Material shown >>
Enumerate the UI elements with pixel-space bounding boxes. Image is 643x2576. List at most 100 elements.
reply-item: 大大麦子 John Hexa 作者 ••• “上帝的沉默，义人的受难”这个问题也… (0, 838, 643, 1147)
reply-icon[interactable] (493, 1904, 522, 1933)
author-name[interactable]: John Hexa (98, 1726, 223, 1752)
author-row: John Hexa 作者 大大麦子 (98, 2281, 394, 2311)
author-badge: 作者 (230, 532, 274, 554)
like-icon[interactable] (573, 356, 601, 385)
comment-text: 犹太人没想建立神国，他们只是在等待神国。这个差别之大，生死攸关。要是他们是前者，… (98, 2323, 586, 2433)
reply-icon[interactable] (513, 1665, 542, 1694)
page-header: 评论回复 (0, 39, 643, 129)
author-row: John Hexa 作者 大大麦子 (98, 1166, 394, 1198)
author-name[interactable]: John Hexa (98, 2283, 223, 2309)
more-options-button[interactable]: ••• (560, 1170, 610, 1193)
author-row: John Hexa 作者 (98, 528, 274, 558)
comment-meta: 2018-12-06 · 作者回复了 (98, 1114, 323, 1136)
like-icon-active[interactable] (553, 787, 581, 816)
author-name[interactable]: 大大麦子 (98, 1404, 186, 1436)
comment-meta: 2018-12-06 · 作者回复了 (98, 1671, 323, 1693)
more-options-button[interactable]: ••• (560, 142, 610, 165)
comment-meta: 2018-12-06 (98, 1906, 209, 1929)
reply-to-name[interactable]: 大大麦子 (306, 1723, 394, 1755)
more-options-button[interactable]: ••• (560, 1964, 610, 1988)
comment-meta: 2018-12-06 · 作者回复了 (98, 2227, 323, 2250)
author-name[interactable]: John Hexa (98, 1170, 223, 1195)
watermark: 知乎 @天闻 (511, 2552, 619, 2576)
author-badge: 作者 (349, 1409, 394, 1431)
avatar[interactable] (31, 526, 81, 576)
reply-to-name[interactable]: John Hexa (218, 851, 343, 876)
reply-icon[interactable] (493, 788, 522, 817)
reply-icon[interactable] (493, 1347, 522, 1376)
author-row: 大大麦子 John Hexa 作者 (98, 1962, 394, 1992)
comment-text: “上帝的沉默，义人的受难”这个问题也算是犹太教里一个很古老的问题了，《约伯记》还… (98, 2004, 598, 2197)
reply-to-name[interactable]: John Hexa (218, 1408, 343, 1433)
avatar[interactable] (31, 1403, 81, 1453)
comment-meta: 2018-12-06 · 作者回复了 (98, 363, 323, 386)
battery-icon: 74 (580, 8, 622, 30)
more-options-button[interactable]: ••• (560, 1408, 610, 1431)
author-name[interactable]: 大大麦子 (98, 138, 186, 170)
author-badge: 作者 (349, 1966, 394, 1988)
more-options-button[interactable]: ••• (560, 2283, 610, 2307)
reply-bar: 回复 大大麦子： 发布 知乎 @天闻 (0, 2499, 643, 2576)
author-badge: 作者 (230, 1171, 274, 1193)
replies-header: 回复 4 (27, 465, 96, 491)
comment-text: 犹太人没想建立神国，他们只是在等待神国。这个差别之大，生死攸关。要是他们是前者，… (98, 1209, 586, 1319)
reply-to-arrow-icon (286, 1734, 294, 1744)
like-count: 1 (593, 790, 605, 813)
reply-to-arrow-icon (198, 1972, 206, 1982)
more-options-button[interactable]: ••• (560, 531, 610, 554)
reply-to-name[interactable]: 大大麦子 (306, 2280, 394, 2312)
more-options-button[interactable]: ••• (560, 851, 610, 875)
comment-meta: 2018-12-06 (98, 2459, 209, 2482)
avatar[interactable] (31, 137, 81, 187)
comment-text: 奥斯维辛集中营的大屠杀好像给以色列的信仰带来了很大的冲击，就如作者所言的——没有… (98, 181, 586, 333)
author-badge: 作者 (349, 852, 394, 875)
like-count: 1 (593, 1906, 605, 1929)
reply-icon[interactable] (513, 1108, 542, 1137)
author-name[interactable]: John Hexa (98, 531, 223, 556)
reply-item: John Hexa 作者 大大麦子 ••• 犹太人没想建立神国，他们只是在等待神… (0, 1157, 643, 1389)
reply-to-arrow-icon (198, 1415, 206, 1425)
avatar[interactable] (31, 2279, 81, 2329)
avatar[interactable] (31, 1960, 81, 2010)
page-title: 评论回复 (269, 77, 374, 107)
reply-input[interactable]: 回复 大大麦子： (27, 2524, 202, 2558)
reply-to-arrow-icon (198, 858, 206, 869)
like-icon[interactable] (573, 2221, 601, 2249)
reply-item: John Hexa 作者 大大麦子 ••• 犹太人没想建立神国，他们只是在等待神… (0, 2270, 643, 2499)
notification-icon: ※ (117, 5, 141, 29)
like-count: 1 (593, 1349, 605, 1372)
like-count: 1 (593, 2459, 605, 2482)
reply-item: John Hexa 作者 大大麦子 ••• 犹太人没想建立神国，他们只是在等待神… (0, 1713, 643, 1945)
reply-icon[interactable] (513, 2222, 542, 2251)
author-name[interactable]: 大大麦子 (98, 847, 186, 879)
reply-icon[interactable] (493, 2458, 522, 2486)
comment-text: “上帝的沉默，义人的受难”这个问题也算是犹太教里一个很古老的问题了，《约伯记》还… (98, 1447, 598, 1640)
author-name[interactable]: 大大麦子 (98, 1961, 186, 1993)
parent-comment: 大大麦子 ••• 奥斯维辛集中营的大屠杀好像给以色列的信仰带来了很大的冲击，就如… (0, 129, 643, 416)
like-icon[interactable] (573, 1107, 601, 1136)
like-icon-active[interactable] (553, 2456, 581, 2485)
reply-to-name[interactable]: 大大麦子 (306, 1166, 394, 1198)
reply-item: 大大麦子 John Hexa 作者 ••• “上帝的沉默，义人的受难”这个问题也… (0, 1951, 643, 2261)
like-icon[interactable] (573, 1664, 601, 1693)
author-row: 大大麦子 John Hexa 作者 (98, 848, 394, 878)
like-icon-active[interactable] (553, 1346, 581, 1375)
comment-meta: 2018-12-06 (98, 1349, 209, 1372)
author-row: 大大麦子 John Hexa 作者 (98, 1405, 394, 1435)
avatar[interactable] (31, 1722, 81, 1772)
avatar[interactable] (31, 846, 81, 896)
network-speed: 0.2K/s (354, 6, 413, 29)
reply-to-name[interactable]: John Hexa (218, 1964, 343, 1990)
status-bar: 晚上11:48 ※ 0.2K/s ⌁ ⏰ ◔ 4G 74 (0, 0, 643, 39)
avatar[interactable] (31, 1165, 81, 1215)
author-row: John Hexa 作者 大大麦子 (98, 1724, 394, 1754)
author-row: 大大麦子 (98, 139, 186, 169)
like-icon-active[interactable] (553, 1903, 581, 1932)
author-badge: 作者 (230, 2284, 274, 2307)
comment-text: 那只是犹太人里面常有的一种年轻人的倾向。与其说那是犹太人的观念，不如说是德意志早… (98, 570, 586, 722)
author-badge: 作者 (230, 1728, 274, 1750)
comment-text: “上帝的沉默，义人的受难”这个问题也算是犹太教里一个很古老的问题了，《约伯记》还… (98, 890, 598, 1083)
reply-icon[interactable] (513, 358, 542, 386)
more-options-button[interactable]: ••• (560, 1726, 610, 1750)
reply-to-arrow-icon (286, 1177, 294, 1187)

Given task >> Rewrite every line of the item above as a numbered list, omitting any blank lines.

Complete answer >>
1. Enumerate the UI elements with pixel-space bounding boxes. Image is 643x2576. List at most 100 elements.
2. reply-item: 大大麦子 John Hexa 作者 ••• “上帝的沉默，义人的受难”这个问题也… (0, 838, 643, 1147)
3. reply-icon[interactable] (493, 1904, 522, 1933)
4. author-name[interactable]: John Hexa (98, 1726, 223, 1752)
5. author-row: John Hexa 作者 大大麦子 (98, 2281, 394, 2311)
6. author-badge: 作者 (230, 532, 274, 554)
7. like-icon[interactable] (573, 356, 601, 385)
8. comment-text: 犹太人没想建立神国，他们只是在等待神国。这个差别之大，生死攸关。要是他们是前者，… (98, 2323, 586, 2433)
9. reply-icon[interactable] (513, 1665, 542, 1694)
10. page-header: 评论回复 (0, 39, 643, 129)
11. author-row: John Hexa 作者 大大麦子 (98, 1166, 394, 1198)
12. author-name[interactable]: John Hexa (98, 2283, 223, 2309)
13. more-options-button[interactable]: ••• (560, 1170, 610, 1193)
14. author-row: John Hexa 作者 (98, 528, 274, 558)
15. comment-meta: 2018-12-06 · 作者回复了 (98, 1114, 323, 1136)
16. like-icon-active[interactable] (553, 787, 581, 816)
17. author-name[interactable]: 大大麦子 (98, 1404, 186, 1436)
18. comment-meta: 2018-12-06 · 作者回复了 (98, 1671, 323, 1693)
19. more-options-button[interactable]: ••• (560, 142, 610, 165)
20. comment-meta: 2018-12-06 (98, 1906, 209, 1929)
21. reply-to-name[interactable]: 大大麦子 (306, 1723, 394, 1755)
22. more-options-button[interactable]: ••• (560, 1964, 610, 1988)
23. comment-meta: 2018-12-06 · 作者回复了 (98, 2227, 323, 2250)
24. author-name[interactable]: John Hexa (98, 1170, 223, 1195)
25. watermark: 知乎 @天闻 (511, 2552, 619, 2576)
26. author-badge: 作者 (349, 1409, 394, 1431)
27. avatar[interactable] (31, 526, 81, 576)
28. reply-to-name[interactable]: John Hexa (218, 851, 343, 876)
29. reply-icon[interactable] (493, 788, 522, 817)
30. reply-icon[interactable] (493, 1347, 522, 1376)
31. author-row: 大大麦子 John Hexa 作者 (98, 1962, 394, 1992)
32. comment-text: “上帝的沉默，义人的受难”这个问题也算是犹太教里一个很古老的问题了，《约伯记》还… (98, 2004, 598, 2197)
33. reply-to-name[interactable]: John Hexa (218, 1408, 343, 1433)
34. avatar[interactable] (31, 1403, 81, 1453)
35. comment-meta: 2018-12-06 · 作者回复了 (98, 363, 323, 386)
36. battery-icon: 74 (580, 8, 622, 30)
37. more-options-button[interactable]: ••• (560, 1408, 610, 1431)
38. author-name[interactable]: 大大麦子 (98, 138, 186, 170)
39. author-badge: 作者 (349, 1966, 394, 1988)
40. more-options-button[interactable]: ••• (560, 2283, 610, 2307)
41. reply-bar: 回复 大大麦子： 发布 知乎 @天闻 (0, 2499, 643, 2576)
42. author-badge: 作者 (230, 1171, 274, 1193)
43. replies-header: 回复 4 (27, 465, 96, 491)
44. comment-text: 犹太人没想建立神国，他们只是在等待神国。这个差别之大，生死攸关。要是他们是前者，… (98, 1209, 586, 1319)
45. reply-to-arrow-icon (286, 1734, 294, 1744)
46. like-count: 1 (593, 790, 605, 813)
47. reply-to-arrow-icon (198, 1972, 206, 1982)
48. more-options-button[interactable]: ••• (560, 531, 610, 554)
49. reply-to-name[interactable]: 大大麦子 (306, 2280, 394, 2312)
50. more-options-button[interactable]: ••• (560, 851, 610, 875)
51. comment-meta: 2018-12-06 (98, 2459, 209, 2482)
52. avatar[interactable] (31, 137, 81, 187)
53. comment-text: 奥斯维辛集中营的大屠杀好像给以色列的信仰带来了很大的冲击，就如作者所言的——没有… (98, 181, 586, 333)
54. author-badge: 作者 (349, 852, 394, 875)
55. like-count: 1 (593, 1906, 605, 1929)
56. reply-icon[interactable] (513, 1108, 542, 1137)
57. author-name[interactable]: John Hexa (98, 531, 223, 556)
58. reply-item: John Hexa 作者 大大麦子 ••• 犹太人没想建立神国，他们只是在等待神… (0, 1157, 643, 1389)
59. reply-to-arrow-icon (198, 1415, 206, 1425)
60. avatar[interactable] (31, 2279, 81, 2329)
61. avatar[interactable] (31, 1960, 81, 2010)
62. page-title: 评论回复 (269, 77, 374, 107)
63. reply-input[interactable]: 回复 大大麦子： (27, 2524, 202, 2558)
64. reply-to-arrow-icon (198, 858, 206, 869)
65. like-icon[interactable] (573, 2221, 601, 2249)
66. reply-item: John Hexa 作者 大大麦子 ••• 犹太人没想建立神国，他们只是在等待神… (0, 2270, 643, 2499)
67. notification-icon: ※ (117, 5, 141, 29)
68. like-count: 1 (593, 1349, 605, 1372)
69. like-count: 1 (593, 2459, 605, 2482)
70. reply-item: John Hexa 作者 大大麦子 ••• 犹太人没想建立神国，他们只是在等待神… (0, 1713, 643, 1945)
71. reply-icon[interactable] (513, 2222, 542, 2251)
72. author-name[interactable]: 大大麦子 (98, 847, 186, 879)
73. reply-icon[interactable] (493, 2458, 522, 2486)
74. comment-text: “上帝的沉默，义人的受难”这个问题也算是犹太教里一个很古老的问题了，《约伯记》还… (98, 1447, 598, 1640)
75. author-name[interactable]: 大大麦子 (98, 1961, 186, 1993)
76. parent-comment: 大大麦子 ••• 奥斯维辛集中营的大屠杀好像给以色列的信仰带来了很大的冲击，就如… (0, 129, 643, 416)
77. like-icon[interactable] (573, 1107, 601, 1136)
78. like-icon-active[interactable] (553, 2456, 581, 2485)
79. reply-to-name[interactable]: 大大麦子 (306, 1166, 394, 1198)
80. reply-item: 大大麦子 John Hexa 作者 ••• “上帝的沉默，义人的受难”这个问题也… (0, 1951, 643, 2261)
81. like-icon[interactable] (573, 1664, 601, 1693)
82. author-row: 大大麦子 John Hexa 作者 (98, 848, 394, 878)
83. like-icon-active[interactable] (553, 1346, 581, 1375)
84. comment-meta: 2018-12-06 (98, 1349, 209, 1372)
85. author-row: 大大麦子 John Hexa 作者 (98, 1405, 394, 1435)
86. avatar[interactable] (31, 1722, 81, 1772)
87. avatar[interactable] (31, 846, 81, 896)
88. network-speed: 0.2K/s (354, 6, 413, 29)
89. reply-to-name[interactable]: John Hexa (218, 1964, 343, 1990)
90. status-bar: 晚上11:48 ※ 0.2K/s ⌁ ⏰ ◔ 4G 74 (0, 0, 643, 39)
91. avatar[interactable] (31, 1165, 81, 1215)
92. author-row: John Hexa 作者 大大麦子 (98, 1724, 394, 1754)
93. author-row: 大大麦子 (98, 139, 186, 169)
94. like-icon-active[interactable] (553, 1903, 581, 1932)
95. author-badge: 作者 (230, 2284, 274, 2307)
96. comment-text: 那只是犹太人里面常有的一种年轻人的倾向。与其说那是犹太人的观念，不如说是德意志早… (98, 570, 586, 722)
97. author-badge: 作者 (230, 1728, 274, 1750)
98. comment-text: “上帝的沉默，义人的受难”这个问题也算是犹太教里一个很古老的问题了，《约伯记》还… (98, 890, 598, 1083)
99. reply-icon[interactable] (513, 358, 542, 386)
100. more-options-button[interactable]: ••• (560, 1726, 610, 1750)
101. reply-to-arrow-icon (286, 1177, 294, 1187)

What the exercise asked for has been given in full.